- Work to be completed
From the entries below, gather every line containing the string "privacy".

- Record set
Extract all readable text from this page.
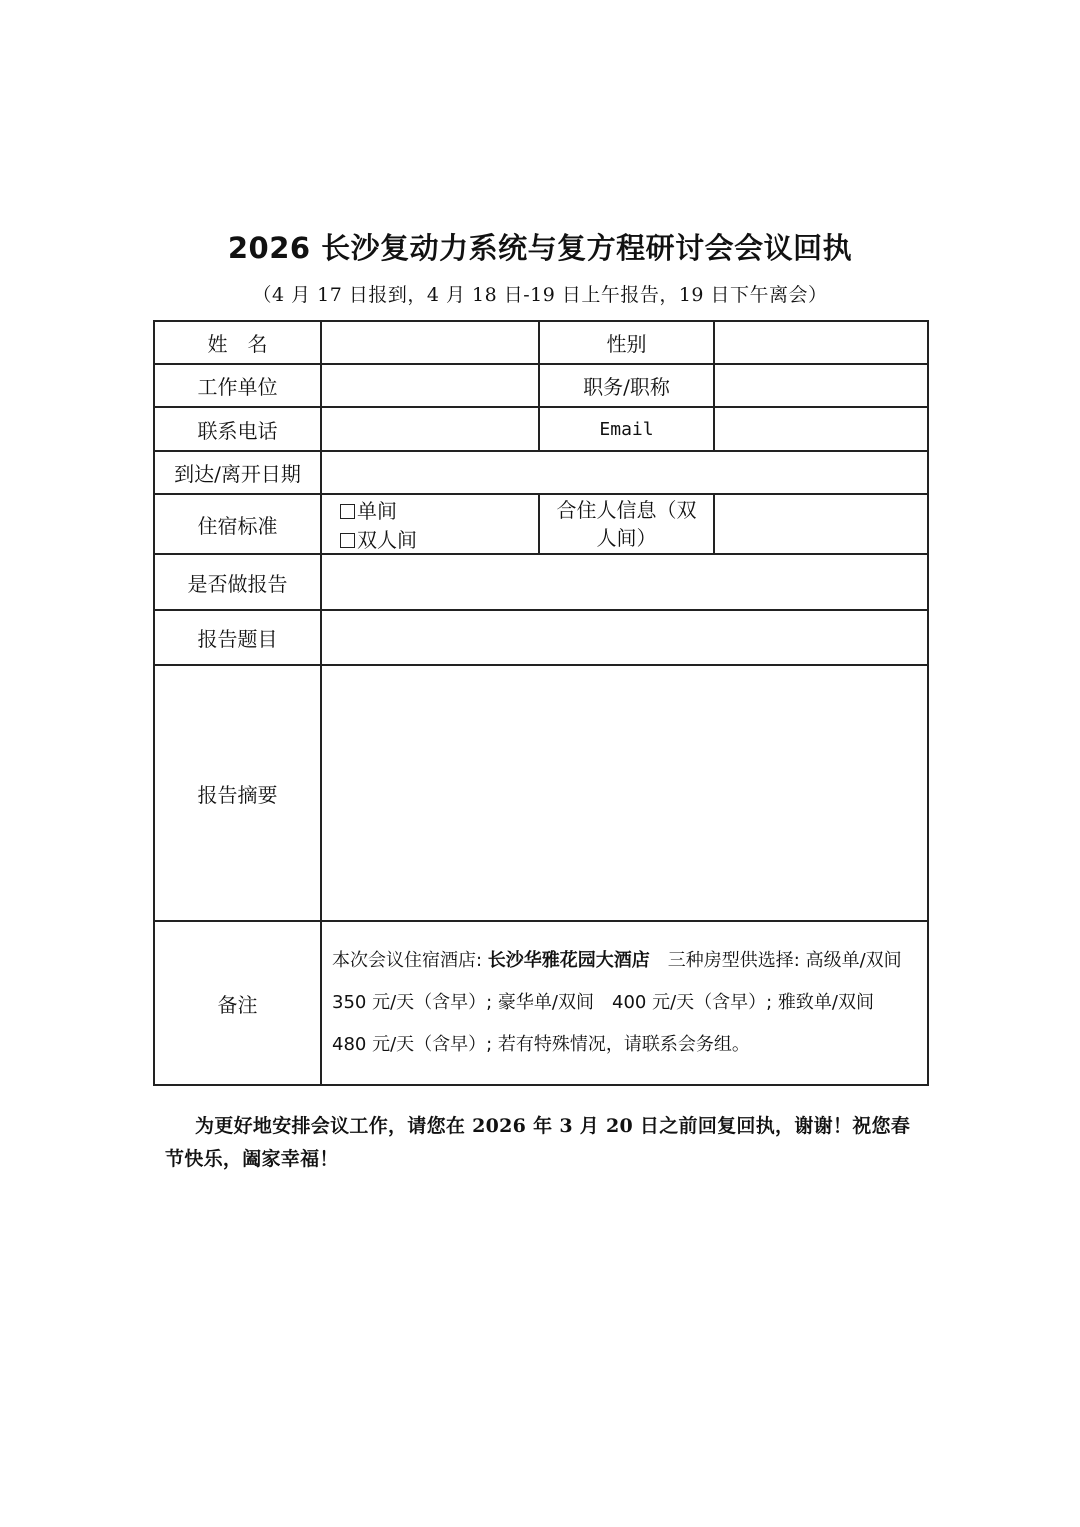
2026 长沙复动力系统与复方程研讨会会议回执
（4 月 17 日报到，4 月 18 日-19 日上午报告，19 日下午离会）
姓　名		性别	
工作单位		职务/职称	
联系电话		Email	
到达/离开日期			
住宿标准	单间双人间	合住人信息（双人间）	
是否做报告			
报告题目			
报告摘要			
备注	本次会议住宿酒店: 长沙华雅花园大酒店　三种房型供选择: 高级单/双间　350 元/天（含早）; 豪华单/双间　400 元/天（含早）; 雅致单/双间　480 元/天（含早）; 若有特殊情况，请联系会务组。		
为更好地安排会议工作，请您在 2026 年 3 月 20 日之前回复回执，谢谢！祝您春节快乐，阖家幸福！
==
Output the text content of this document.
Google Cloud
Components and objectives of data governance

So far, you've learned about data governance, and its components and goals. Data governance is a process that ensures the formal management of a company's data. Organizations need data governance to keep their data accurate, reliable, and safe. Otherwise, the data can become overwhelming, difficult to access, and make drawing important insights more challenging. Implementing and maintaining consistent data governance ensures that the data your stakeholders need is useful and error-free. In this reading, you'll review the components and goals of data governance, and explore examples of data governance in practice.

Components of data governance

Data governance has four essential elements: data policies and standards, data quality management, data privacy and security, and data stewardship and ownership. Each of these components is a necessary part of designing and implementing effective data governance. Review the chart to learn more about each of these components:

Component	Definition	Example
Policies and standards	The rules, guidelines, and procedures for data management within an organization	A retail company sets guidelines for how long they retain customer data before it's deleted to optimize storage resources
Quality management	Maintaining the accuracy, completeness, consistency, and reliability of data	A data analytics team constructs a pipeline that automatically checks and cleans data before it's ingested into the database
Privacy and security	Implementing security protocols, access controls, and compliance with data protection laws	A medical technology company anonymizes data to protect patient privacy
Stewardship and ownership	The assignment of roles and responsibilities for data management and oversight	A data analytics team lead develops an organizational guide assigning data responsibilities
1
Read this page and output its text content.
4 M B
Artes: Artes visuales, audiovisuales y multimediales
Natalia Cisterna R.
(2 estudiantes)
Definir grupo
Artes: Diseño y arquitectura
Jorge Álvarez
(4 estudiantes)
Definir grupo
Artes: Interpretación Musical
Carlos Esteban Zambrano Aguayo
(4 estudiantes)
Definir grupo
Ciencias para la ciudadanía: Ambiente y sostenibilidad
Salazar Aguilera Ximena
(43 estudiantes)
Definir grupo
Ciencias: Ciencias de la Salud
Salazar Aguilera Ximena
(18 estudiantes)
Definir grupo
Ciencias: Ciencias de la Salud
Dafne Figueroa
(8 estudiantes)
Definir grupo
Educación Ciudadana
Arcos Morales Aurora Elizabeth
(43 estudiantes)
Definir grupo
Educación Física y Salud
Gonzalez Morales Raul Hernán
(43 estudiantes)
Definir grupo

- Exercise response
Data governance has four essential elements: data policies and standards, data quality management, data privacy and security, and data stewardship and ownership. Each of these components is a necessary part of designing and implementing effective data governance. Review the chart to learn more about each of these components:
Privacy and security	Implementing security protocols, access controls, and compliance with data protection laws	A medical technology company anonymizes data to protect patient privacy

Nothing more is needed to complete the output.